Work to be completed
Below are some records; give them all again exactly, but not the pictures.

--

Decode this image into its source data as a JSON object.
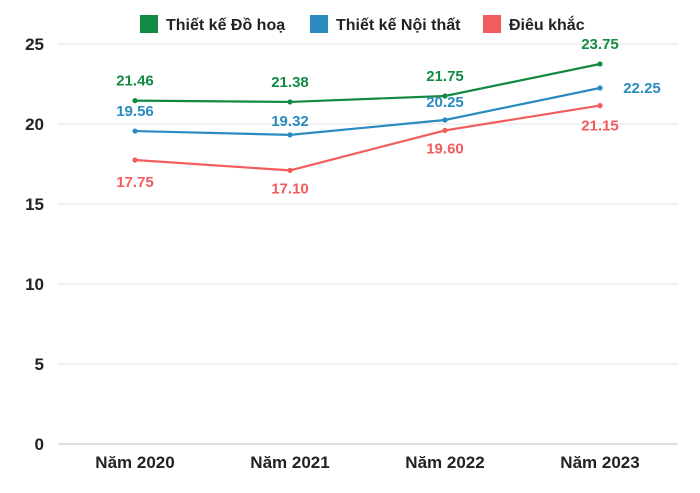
{
  "chart_data": {
    "type": "line",
    "title": "",
    "xlabel": "",
    "ylabel": "",
    "categories": [
      "Năm 2020",
      "Năm 2021",
      "Năm 2022",
      "Năm 2023"
    ],
    "ylim": [
      0,
      25
    ],
    "yticks": [
      "0",
      "5",
      "10",
      "15",
      "20",
      "25"
    ],
    "grid": true,
    "legend_position": "top",
    "series": [
      {
        "name": "Thiết kế Đồ hoạ",
        "color": "#138a43",
        "values": [
          21.46,
          21.38,
          21.75,
          23.75
        ],
        "labels": [
          "21.46",
          "21.38",
          "21.75",
          "23.75"
        ]
      },
      {
        "name": "Thiết kế Nội thất",
        "color": "#2a8bbf",
        "values": [
          19.56,
          19.32,
          20.25,
          22.25
        ],
        "labels": [
          "19.56",
          "19.32",
          "20.25",
          "22.25"
        ]
      },
      {
        "name": "Điêu khắc",
        "color": "#f25c5c",
        "values": [
          17.75,
          17.1,
          19.6,
          21.15
        ],
        "labels": [
          "17.75",
          "17.10",
          "19.60",
          "21.15"
        ]
      }
    ]
  }
}
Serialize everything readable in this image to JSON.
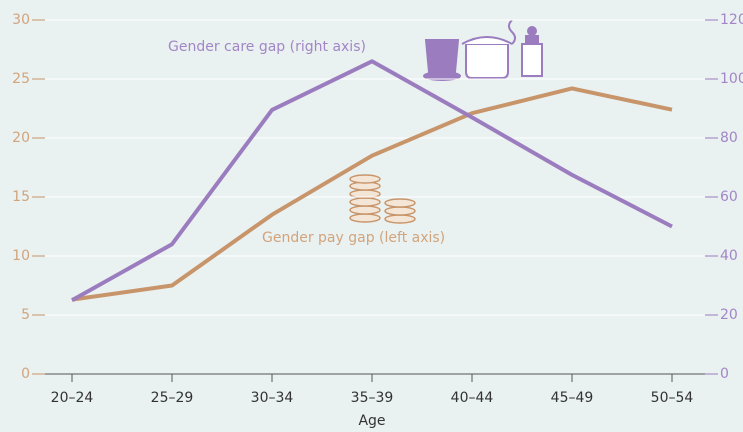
{
  "chart_data": {
    "type": "line",
    "x_label": "Age",
    "categories": [
      "20–24",
      "25–29",
      "30–34",
      "35–39",
      "40–44",
      "45–49",
      "50–54"
    ],
    "series": [
      {
        "name": "Gender pay gap (left axis)",
        "color": "#c8956a",
        "label_color": "#d2a47c",
        "axis": "y",
        "values": [
          6.3,
          7.5,
          13.5,
          18.5,
          22.1,
          24.2,
          22.4
        ]
      },
      {
        "name": "Gender care gap (right axis)",
        "color": "#9b7dbf",
        "label_color": "#a386c6",
        "axis": "y2",
        "values": [
          25,
          44,
          89.5,
          106,
          87,
          67.5,
          50
        ]
      }
    ],
    "ylim": [
      0,
      30
    ],
    "yticks": [
      0,
      5,
      10,
      15,
      20,
      25,
      30
    ],
    "y2lim": [
      0,
      120
    ],
    "y2ticks": [
      0,
      20,
      40,
      60,
      80,
      100,
      120
    ],
    "grid": true
  }
}
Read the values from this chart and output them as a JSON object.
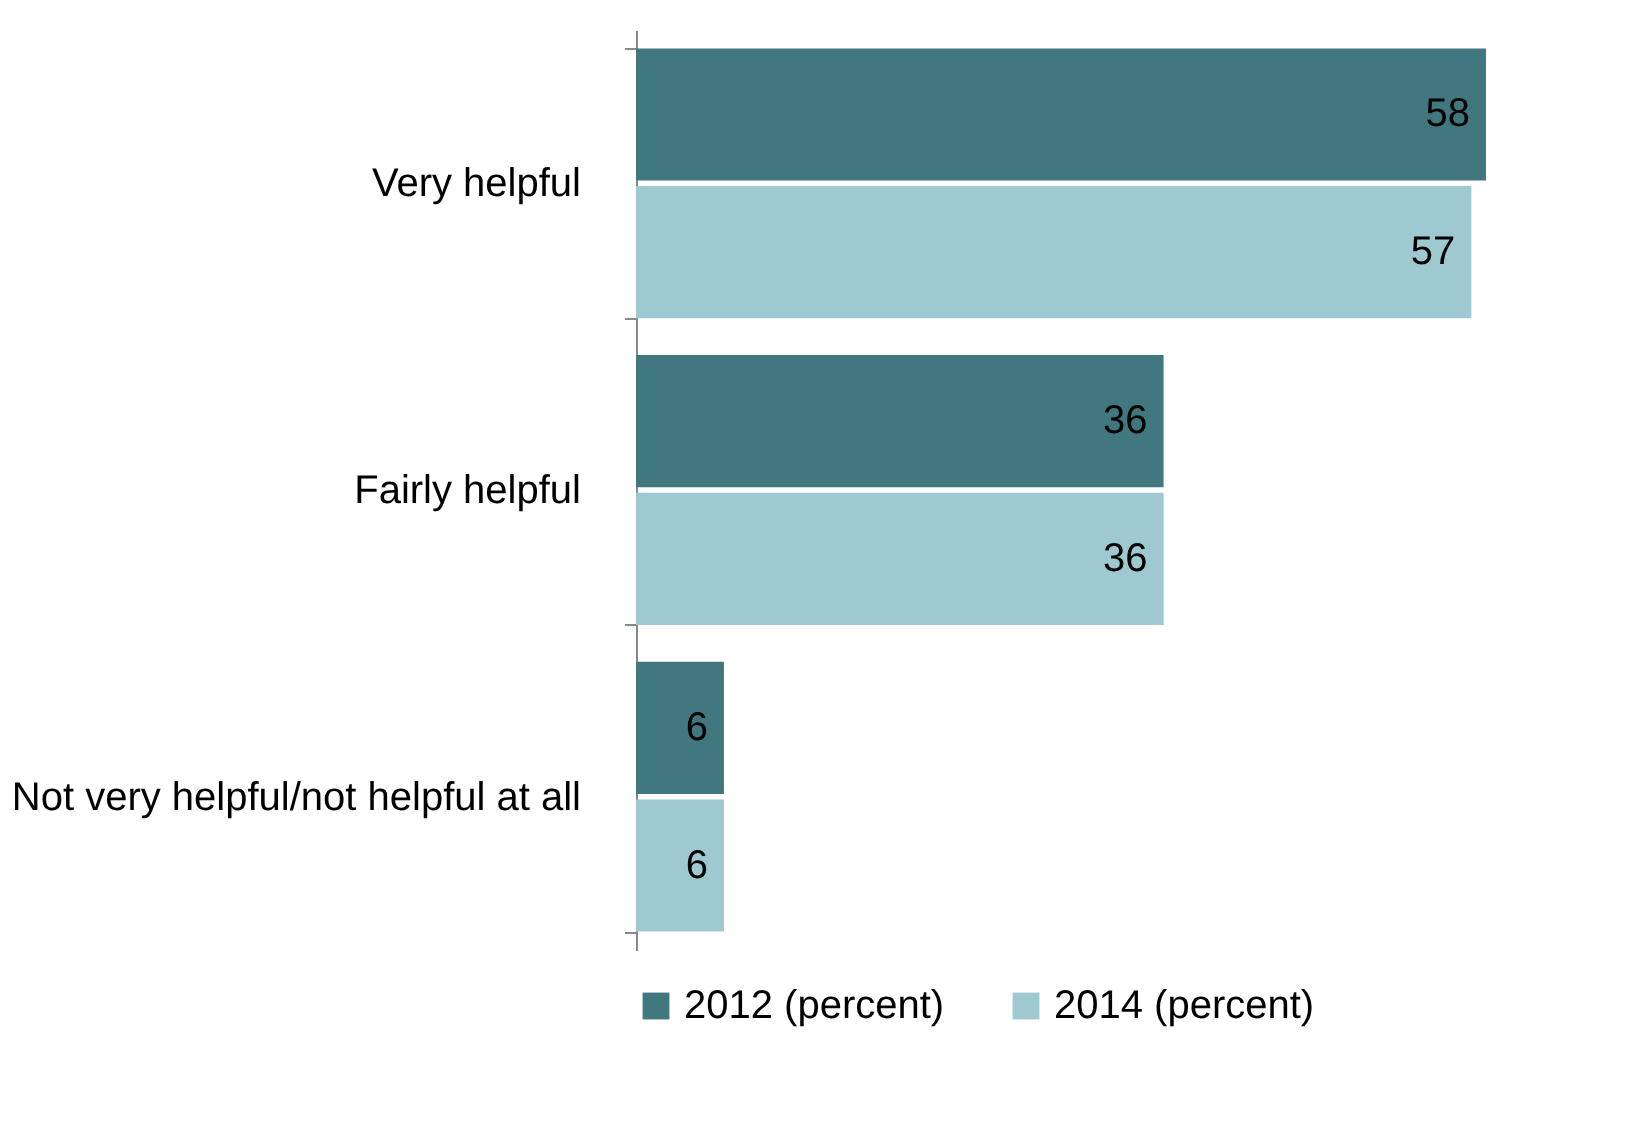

--

Solution to this problem
Decode this image into its source data as a JSON object.
{
  "chart_data": {
    "type": "line",
    "title": "",
    "xlabel": "",
    "ylabel": "",
    "categories": [
      "Năm 2020",
      "Năm 2021",
      "Năm 2022",
      "Năm 2023"
    ],
    "ylim": [
      0,
      25
    ],
    "yticks": [
      "0",
      "5",
      "10",
      "15",
      "20",
      "25"
    ],
    "grid": true,
    "legend_position": "top",
    "series": [
      {
        "name": "Thiết kế Đồ hoạ",
        "color": "#138a43",
        "values": [
          21.46,
          21.38,
          21.75,
          23.75
        ],
        "labels": [
          "21.46",
          "21.38",
          "21.75",
          "23.75"
        ]
      },
      {
        "name": "Thiết kế Nội thất",
        "color": "#2a8bbf",
        "values": [
          19.56,
          19.32,
          20.25,
          22.25
        ],
        "labels": [
          "19.56",
          "19.32",
          "20.25",
          "22.25"
        ]
      },
      {
        "name": "Điêu khắc",
        "color": "#f25c5c",
        "values": [
          17.75,
          17.1,
          19.6,
          21.15
        ],
        "labels": [
          "17.75",
          "17.10",
          "19.60",
          "21.15"
        ]
      }
    ]
  }
}
Serialize everything readable in this image to JSON.
{
  "chart_data": {
    "type": "line",
    "x_label": "Age",
    "categories": [
      "20–24",
      "25–29",
      "30–34",
      "35–39",
      "40–44",
      "45–49",
      "50–54"
    ],
    "series": [
      {
        "name": "Gender pay gap (left axis)",
        "color": "#c8956a",
        "label_color": "#d2a47c",
        "axis": "y",
        "values": [
          6.3,
          7.5,
          13.5,
          18.5,
          22.1,
          24.2,
          22.4
        ]
      },
      {
        "name": "Gender care gap (right axis)",
        "color": "#9b7dbf",
        "label_color": "#a386c6",
        "axis": "y2",
        "values": [
          25,
          44,
          89.5,
          106,
          87,
          67.5,
          50
        ]
      }
    ],
    "ylim": [
      0,
      30
    ],
    "yticks": [
      0,
      5,
      10,
      15,
      20,
      25,
      30
    ],
    "y2lim": [
      0,
      120
    ],
    "y2ticks": [
      0,
      20,
      40,
      60,
      80,
      100,
      120
    ],
    "grid": true
  }
}
Read the values from this chart and output them as a JSON object.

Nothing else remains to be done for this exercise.